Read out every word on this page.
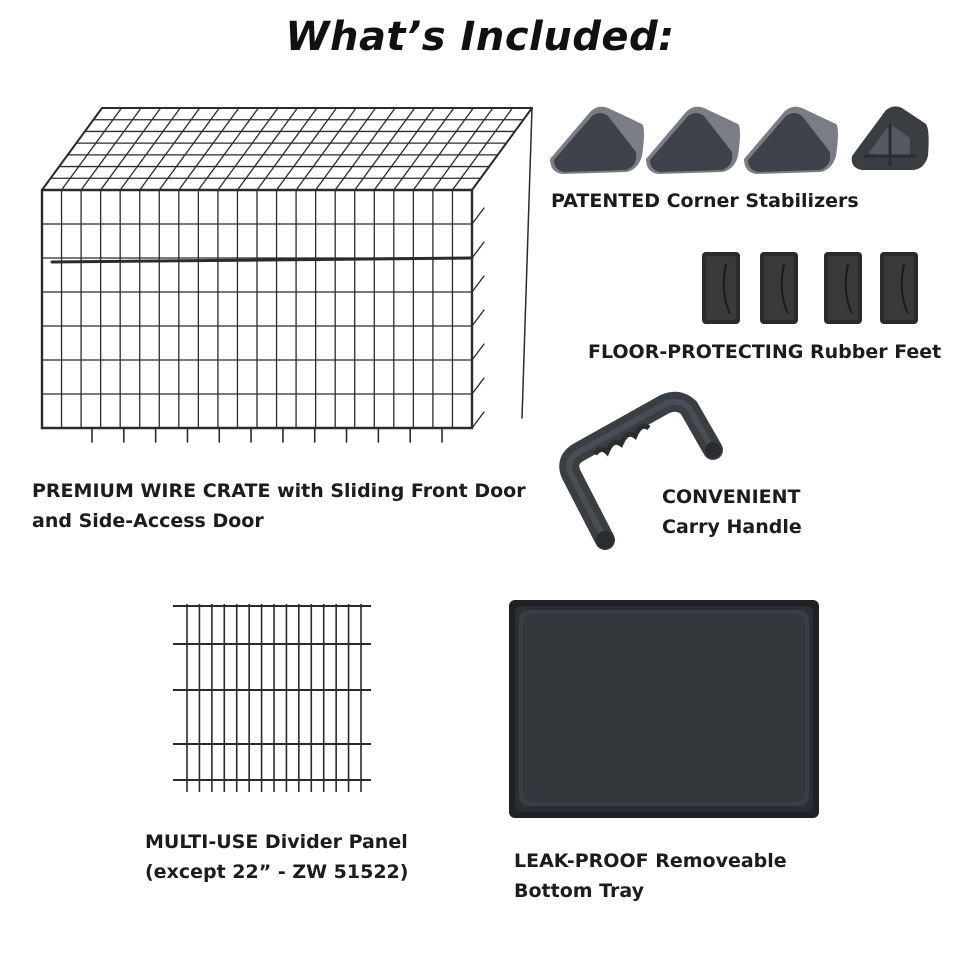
What’s Included:
PREMIUM WIRE CRATE with Sliding Front Door
and Side-Access Door
PATENTED Corner Stabilizers
FLOOR-PROTECTING Rubber Feet
CONVENIENT
Carry Handle
MULTI-USE Divider Panel
(except 22” - ZW 51522)	LEAK-PROOF Removeable
Bottom Tray
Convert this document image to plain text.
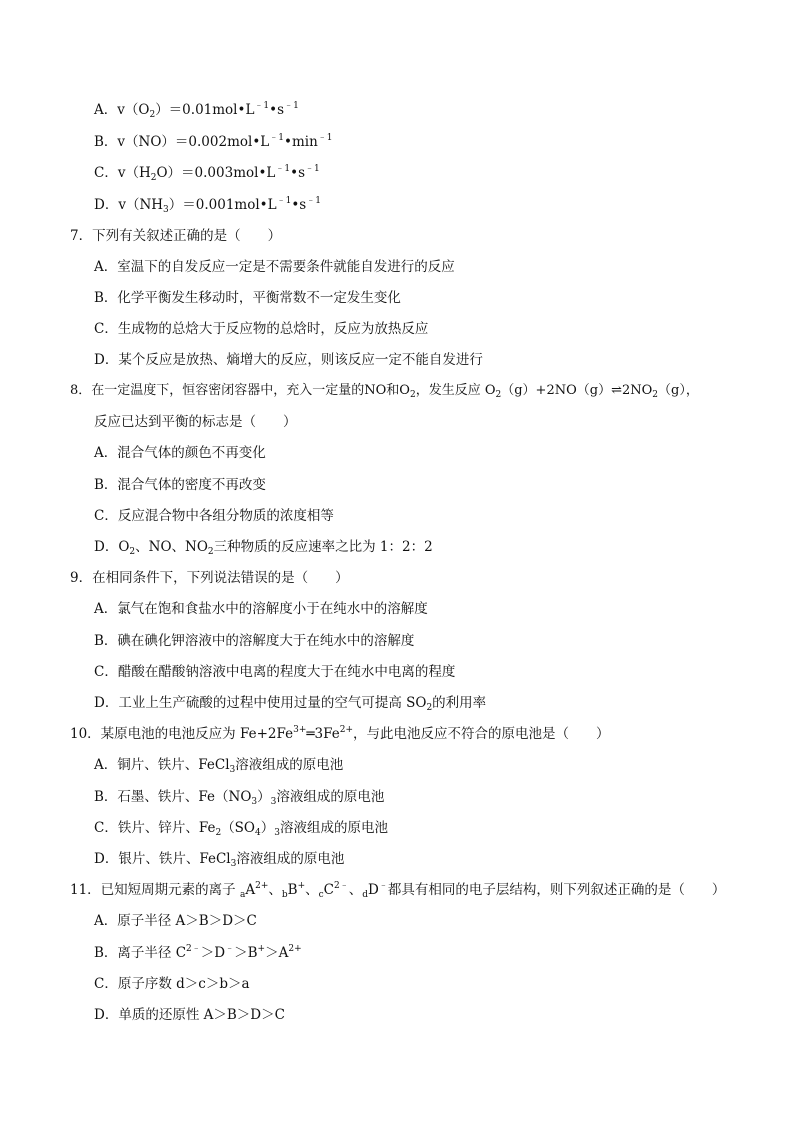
A．$v(O_2)=0.01mol•L^{﹣1}•s^{﹣1}$
B．$v(NO)=0.002mol•L^{﹣1}•\min^{﹣1}$
C．$v(H_2O)=0.003mol•L^{﹣1}•s^{﹣1}$
D．$v(NH_3)=0.001mol•L^{﹣1}•s^{﹣1}$
7．下列有关叙述正确的是（　　）
A．室温下的自发反应一定是不需要条件就能自发进行的反应
B．化学平衡发生移动时，平衡常数不一定发生变化
C．生成物的总焓大于反应物的总焓时，反应为放热反应
D．某个反应是放热、熵增大的反应，则该反应一定不能自发进行
8．在一定温度下，恒容密闭容器中，充入一定量的NO和$O_2$，发生反应 $O_2(g)+2NO(g)\rightleftharpoons 2NO_2(g)$，
反应已达到平衡的标志是（　　）
A．混合气体的颜色不再变化
B．混合气体的密度不再改变
C．反应混合物中各组分物质的浓度相等
D．$O_2$、NO、$NO_2$三种物质的反应速率之比为 1：2：2
9．在相同条件下，下列说法错误的是（　　）
A．氯气在饱和食盐水中的溶解度小于在纯水中的溶解度
B．碘在碘化钾溶液中的溶解度大于在纯水中的溶解度
C．醋酸在醋酸钠溶液中电离的程度大于在纯水中电离的程度
D．工业上生产硫酸的过程中使用过量的空气可提高 $SO_2$的利用率
10．某原电池的电池反应为 $Fe+2Fe^{3+}═3Fe^{2+}$，与此电池反应不符合的原电池是（　　）
A．铜片、铁片、FeCl$_3$溶液组成的原电池
B．石墨、铁片、$Fe(NO_3)_3$溶液组成的原电池
C．铁片、锌片、$Fe_2(SO_4)_3$溶液组成的原电池
D．银片、铁片、FeCl$_3$溶液组成的原电池
11．已知短周期元素的离子 $_aA^{2+}$、$_b$B+、$_cC^{2﹣}$、$_d$D﹣都具有相同的电子层结构，则下列叙述正确的是（　　）
A．原子半径 A＞B＞D＞C
B．离子半径 $C^{2﹣}>D^﹣>B^+>A^{2+}$
C．原子序数 d＞c＞b＞a
D．单质的还原性 A＞B＞D＞C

════════════════════

## [Exercise instructions]
Looking at the records above, tally the lines holding "this" and reply with that number only.

## [Output]
2